Stored data
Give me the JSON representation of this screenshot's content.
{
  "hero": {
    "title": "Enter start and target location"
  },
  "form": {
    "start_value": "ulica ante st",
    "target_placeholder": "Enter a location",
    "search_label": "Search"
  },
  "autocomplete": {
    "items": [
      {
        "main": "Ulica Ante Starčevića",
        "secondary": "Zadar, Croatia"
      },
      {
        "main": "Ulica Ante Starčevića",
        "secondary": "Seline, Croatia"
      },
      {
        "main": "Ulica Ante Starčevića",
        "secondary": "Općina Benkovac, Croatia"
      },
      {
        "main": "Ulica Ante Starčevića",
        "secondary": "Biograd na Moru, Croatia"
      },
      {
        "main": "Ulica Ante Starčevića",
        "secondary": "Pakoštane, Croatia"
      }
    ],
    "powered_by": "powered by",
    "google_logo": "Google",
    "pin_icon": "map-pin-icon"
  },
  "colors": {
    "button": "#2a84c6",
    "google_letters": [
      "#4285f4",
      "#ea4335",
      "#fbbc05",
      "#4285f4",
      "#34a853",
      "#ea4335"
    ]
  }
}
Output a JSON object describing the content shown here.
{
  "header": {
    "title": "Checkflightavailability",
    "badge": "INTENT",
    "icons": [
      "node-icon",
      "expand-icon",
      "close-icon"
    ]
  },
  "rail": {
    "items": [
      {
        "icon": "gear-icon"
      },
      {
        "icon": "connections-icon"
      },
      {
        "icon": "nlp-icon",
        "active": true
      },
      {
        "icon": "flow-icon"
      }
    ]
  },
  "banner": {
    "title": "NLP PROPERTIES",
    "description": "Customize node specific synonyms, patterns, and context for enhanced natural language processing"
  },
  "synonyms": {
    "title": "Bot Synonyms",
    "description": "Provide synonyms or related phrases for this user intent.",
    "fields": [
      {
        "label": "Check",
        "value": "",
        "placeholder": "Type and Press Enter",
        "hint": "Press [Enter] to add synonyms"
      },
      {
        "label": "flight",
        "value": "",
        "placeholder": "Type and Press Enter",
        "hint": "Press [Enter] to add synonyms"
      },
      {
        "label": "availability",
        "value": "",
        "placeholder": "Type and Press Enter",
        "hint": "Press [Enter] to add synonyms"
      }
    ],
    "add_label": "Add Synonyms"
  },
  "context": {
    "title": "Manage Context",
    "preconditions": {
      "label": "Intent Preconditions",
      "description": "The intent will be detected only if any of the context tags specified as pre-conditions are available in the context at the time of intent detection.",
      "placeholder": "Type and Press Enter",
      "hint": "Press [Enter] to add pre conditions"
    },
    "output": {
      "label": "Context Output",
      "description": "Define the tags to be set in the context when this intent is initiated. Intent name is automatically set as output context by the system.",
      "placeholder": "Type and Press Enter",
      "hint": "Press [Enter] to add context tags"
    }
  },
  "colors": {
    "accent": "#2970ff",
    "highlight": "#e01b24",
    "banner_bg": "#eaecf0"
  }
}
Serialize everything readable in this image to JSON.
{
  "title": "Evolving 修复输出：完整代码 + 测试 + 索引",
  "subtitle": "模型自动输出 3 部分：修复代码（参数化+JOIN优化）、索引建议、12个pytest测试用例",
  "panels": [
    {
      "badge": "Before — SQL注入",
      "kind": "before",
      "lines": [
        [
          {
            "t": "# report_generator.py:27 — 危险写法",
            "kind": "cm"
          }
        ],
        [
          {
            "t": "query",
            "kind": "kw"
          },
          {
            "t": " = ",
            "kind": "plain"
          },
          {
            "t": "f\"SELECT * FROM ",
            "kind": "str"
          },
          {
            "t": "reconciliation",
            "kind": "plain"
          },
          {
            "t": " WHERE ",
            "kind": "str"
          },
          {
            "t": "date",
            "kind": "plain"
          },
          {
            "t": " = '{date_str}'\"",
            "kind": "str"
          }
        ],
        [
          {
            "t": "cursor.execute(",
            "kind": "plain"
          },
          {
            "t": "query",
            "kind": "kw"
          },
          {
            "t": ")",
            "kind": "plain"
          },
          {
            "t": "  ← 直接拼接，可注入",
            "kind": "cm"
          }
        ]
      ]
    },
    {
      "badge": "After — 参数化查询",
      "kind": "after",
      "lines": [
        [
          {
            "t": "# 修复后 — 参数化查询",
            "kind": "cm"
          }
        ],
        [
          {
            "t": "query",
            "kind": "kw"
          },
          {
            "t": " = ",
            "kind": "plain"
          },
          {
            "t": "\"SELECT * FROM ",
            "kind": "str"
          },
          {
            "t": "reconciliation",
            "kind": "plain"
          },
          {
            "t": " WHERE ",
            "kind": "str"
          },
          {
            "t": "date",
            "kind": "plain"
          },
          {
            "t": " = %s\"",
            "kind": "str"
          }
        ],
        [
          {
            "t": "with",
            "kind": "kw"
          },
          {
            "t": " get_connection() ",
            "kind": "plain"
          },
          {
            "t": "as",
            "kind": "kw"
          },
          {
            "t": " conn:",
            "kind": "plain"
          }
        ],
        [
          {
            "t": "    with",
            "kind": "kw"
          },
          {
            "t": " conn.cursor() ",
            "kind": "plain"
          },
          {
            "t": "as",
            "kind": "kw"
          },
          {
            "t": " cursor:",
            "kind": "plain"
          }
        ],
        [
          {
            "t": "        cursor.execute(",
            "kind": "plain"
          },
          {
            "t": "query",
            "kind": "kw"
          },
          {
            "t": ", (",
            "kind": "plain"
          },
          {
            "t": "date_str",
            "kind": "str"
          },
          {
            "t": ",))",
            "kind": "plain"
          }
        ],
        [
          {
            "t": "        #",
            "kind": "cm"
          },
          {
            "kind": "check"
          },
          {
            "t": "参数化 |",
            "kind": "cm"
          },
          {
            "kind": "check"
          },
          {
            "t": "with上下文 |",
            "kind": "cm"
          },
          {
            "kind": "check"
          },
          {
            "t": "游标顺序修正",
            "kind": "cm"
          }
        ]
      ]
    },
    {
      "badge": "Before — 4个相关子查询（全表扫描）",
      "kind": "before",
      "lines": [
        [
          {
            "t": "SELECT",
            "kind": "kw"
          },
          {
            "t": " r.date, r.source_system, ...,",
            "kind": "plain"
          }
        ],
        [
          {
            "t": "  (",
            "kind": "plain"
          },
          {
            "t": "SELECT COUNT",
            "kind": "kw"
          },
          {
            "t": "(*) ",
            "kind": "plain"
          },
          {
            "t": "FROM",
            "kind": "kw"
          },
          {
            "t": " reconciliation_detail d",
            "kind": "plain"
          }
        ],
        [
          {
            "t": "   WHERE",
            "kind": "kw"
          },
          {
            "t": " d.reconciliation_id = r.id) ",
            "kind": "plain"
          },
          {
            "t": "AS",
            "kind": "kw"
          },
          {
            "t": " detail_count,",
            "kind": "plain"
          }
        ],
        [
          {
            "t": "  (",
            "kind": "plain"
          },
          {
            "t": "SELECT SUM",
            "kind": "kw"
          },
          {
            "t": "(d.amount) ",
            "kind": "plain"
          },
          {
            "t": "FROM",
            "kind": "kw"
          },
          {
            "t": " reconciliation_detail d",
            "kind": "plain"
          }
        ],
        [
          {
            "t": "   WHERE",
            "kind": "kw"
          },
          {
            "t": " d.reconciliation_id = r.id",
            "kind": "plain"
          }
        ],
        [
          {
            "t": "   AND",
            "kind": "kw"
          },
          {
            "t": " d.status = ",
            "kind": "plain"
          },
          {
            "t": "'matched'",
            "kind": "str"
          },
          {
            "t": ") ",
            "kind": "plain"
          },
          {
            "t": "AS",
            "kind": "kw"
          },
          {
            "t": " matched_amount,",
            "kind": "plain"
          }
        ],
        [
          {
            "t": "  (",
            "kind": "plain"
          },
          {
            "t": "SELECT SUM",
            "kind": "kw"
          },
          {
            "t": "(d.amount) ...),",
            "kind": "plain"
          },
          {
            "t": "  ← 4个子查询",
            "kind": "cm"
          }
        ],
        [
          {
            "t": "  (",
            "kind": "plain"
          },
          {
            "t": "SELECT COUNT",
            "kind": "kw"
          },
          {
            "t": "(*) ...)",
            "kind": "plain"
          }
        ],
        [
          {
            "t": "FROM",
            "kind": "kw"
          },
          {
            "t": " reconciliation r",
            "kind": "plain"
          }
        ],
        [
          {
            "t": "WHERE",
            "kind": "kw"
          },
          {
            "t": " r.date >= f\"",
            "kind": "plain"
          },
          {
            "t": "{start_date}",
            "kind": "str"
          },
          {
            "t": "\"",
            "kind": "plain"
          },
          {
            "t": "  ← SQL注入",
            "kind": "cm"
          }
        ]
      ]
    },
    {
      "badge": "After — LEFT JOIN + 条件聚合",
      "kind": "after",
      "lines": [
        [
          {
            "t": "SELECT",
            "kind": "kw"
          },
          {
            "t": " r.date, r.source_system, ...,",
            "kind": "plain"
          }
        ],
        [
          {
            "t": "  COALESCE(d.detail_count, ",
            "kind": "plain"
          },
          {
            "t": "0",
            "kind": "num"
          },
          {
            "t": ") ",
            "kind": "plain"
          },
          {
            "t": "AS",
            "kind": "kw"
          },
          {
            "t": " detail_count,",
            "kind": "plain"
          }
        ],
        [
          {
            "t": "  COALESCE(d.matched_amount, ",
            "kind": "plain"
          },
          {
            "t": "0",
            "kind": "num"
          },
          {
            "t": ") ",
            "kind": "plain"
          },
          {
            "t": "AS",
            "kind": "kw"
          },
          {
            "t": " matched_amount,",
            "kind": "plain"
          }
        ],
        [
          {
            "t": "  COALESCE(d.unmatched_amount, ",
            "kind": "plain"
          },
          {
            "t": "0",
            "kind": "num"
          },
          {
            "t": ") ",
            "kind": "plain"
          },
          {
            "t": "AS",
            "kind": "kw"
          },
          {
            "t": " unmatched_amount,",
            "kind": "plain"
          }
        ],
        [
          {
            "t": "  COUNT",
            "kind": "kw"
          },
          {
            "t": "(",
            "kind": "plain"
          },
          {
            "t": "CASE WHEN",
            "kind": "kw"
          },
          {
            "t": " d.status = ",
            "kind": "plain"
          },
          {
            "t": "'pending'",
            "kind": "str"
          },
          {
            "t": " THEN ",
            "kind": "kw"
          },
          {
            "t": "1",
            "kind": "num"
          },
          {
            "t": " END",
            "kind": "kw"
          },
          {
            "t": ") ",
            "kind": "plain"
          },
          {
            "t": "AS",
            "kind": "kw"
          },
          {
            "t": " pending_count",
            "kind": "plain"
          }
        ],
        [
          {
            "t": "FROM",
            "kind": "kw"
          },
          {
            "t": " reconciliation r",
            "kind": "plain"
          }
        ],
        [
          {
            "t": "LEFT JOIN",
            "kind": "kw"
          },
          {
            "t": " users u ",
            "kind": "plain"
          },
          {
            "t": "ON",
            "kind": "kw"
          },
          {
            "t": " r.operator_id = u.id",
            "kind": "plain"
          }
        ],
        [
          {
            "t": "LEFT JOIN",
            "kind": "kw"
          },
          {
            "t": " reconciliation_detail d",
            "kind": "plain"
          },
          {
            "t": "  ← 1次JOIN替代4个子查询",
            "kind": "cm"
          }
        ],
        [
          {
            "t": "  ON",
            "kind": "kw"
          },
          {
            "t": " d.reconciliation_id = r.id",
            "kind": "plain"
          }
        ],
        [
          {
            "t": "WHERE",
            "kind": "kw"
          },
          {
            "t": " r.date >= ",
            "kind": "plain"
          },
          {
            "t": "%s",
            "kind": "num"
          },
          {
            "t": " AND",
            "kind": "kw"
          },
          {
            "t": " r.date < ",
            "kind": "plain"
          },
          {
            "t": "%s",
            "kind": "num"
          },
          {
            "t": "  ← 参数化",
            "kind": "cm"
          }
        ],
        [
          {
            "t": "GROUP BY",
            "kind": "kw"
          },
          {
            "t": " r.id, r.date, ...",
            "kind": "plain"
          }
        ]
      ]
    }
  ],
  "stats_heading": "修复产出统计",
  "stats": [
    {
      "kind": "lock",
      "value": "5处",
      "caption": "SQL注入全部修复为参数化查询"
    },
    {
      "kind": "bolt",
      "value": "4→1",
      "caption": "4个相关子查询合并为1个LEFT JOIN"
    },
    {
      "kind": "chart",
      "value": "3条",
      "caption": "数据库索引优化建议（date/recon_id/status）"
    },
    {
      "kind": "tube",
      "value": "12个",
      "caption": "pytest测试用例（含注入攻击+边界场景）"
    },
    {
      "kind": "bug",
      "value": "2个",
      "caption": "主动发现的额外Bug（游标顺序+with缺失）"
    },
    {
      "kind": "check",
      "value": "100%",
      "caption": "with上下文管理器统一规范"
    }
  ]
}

- REQUIRED WORK -
Locate the word "Croatia" in the data above. Copy every line carrying it.

- ANSWER -
        "secondary": "Zadar, Croatia"
        "secondary": "Seline, Croatia"
        "secondary": "Općina Benkovac, Croatia"
        "secondary": "Biograd na Moru, Croatia"
        "secondary": "Pakoštane, Croatia"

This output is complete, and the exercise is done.